╭─ Material provided

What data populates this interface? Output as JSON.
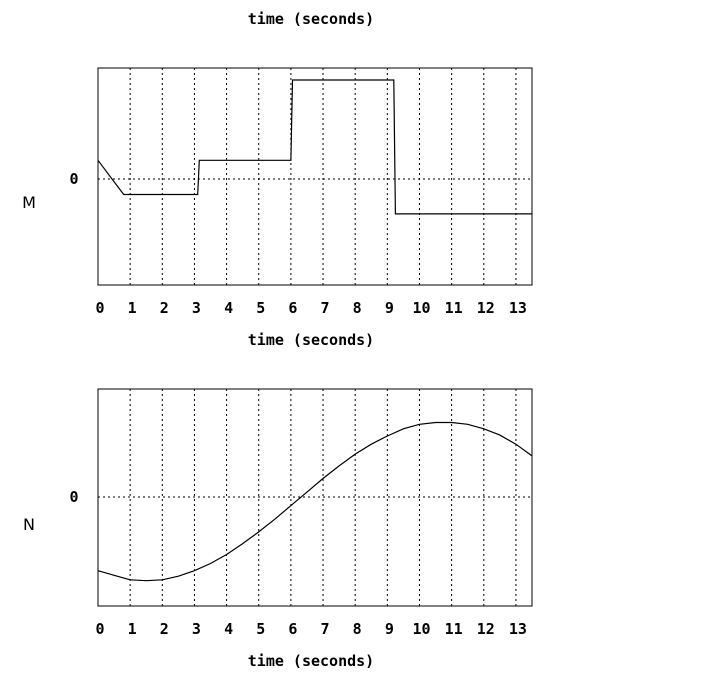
{
  "header": {
    "xlabel": "time (seconds)"
  },
  "chart_data": [
    {
      "type": "line",
      "panel_label": "M",
      "xlabel": "time (seconds)",
      "ylabel": "",
      "y_tick_label": "0",
      "xlim": [
        0,
        13.5
      ],
      "ylim": [
        -1.35,
        1.0
      ],
      "x_ticks": [
        "0",
        "1",
        "2",
        "3",
        "4",
        "5",
        "6",
        "7",
        "8",
        "9",
        "10",
        "11",
        "12",
        "13"
      ],
      "grid": true,
      "series": [
        {
          "x": [
            0,
            0.8,
            3.1,
            3.15,
            6.0,
            6.05,
            9.2,
            9.25,
            13.5
          ],
          "y": [
            0,
            -0.37,
            -0.37,
            0,
            0,
            0.87,
            0.87,
            -0.58,
            -0.58
          ]
        }
      ]
    },
    {
      "type": "line",
      "panel_label": "N",
      "xlabel": "time (seconds)",
      "ylabel": "",
      "y_tick_label": "0",
      "xlim": [
        0,
        13.5
      ],
      "ylim": [
        -1.2,
        1.2
      ],
      "x_ticks": [
        "0",
        "1",
        "2",
        "3",
        "4",
        "5",
        "6",
        "7",
        "8",
        "9",
        "10",
        "11",
        "12",
        "13"
      ],
      "grid": true,
      "series": [
        {
          "x": [
            0,
            0.5,
            1,
            1.5,
            2,
            2.5,
            3,
            3.5,
            4,
            4.5,
            5,
            5.5,
            6,
            6.5,
            7,
            7.5,
            8,
            8.5,
            9,
            9.5,
            10,
            10.5,
            11,
            11.5,
            12,
            12.5,
            13,
            13.5
          ],
          "y": [
            -0.81,
            -0.86,
            -0.91,
            -0.92,
            -0.91,
            -0.87,
            -0.81,
            -0.73,
            -0.63,
            -0.51,
            -0.38,
            -0.24,
            -0.09,
            0.06,
            0.21,
            0.35,
            0.48,
            0.59,
            0.68,
            0.76,
            0.81,
            0.83,
            0.83,
            0.81,
            0.76,
            0.69,
            0.59,
            0.46
          ]
        }
      ]
    }
  ]
}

╰─

→ Request
All the records above need to be given again word for word. Skip the pictures.

→ Problem solution
What data populates this interface? Output as JSON.
{
  "header": {
    "xlabel": "time (seconds)"
  },
  "chart_data": [
    {
      "type": "line",
      "panel_label": "M",
      "xlabel": "time (seconds)",
      "ylabel": "",
      "y_tick_label": "0",
      "xlim": [
        0,
        13.5
      ],
      "ylim": [
        -1.35,
        1.0
      ],
      "x_ticks": [
        "0",
        "1",
        "2",
        "3",
        "4",
        "5",
        "6",
        "7",
        "8",
        "9",
        "10",
        "11",
        "12",
        "13"
      ],
      "grid": true,
      "series": [
        {
          "x": [
            0,
            0.8,
            3.1,
            3.15,
            6.0,
            6.05,
            9.2,
            9.25,
            13.5
          ],
          "y": [
            0,
            -0.37,
            -0.37,
            0,
            0,
            0.87,
            0.87,
            -0.58,
            -0.58
          ]
        }
      ]
    },
    {
      "type": "line",
      "panel_label": "N",
      "xlabel": "time (seconds)",
      "ylabel": "",
      "y_tick_label": "0",
      "xlim": [
        0,
        13.5
      ],
      "ylim": [
        -1.2,
        1.2
      ],
      "x_ticks": [
        "0",
        "1",
        "2",
        "3",
        "4",
        "5",
        "6",
        "7",
        "8",
        "9",
        "10",
        "11",
        "12",
        "13"
      ],
      "grid": true,
      "series": [
        {
          "x": [
            0,
            0.5,
            1,
            1.5,
            2,
            2.5,
            3,
            3.5,
            4,
            4.5,
            5,
            5.5,
            6,
            6.5,
            7,
            7.5,
            8,
            8.5,
            9,
            9.5,
            10,
            10.5,
            11,
            11.5,
            12,
            12.5,
            13,
            13.5
          ],
          "y": [
            -0.81,
            -0.86,
            -0.91,
            -0.92,
            -0.91,
            -0.87,
            -0.81,
            -0.73,
            -0.63,
            -0.51,
            -0.38,
            -0.24,
            -0.09,
            0.06,
            0.21,
            0.35,
            0.48,
            0.59,
            0.68,
            0.76,
            0.81,
            0.83,
            0.83,
            0.81,
            0.76,
            0.69,
            0.59,
            0.46
          ]
        }
      ]
    }
  ]
}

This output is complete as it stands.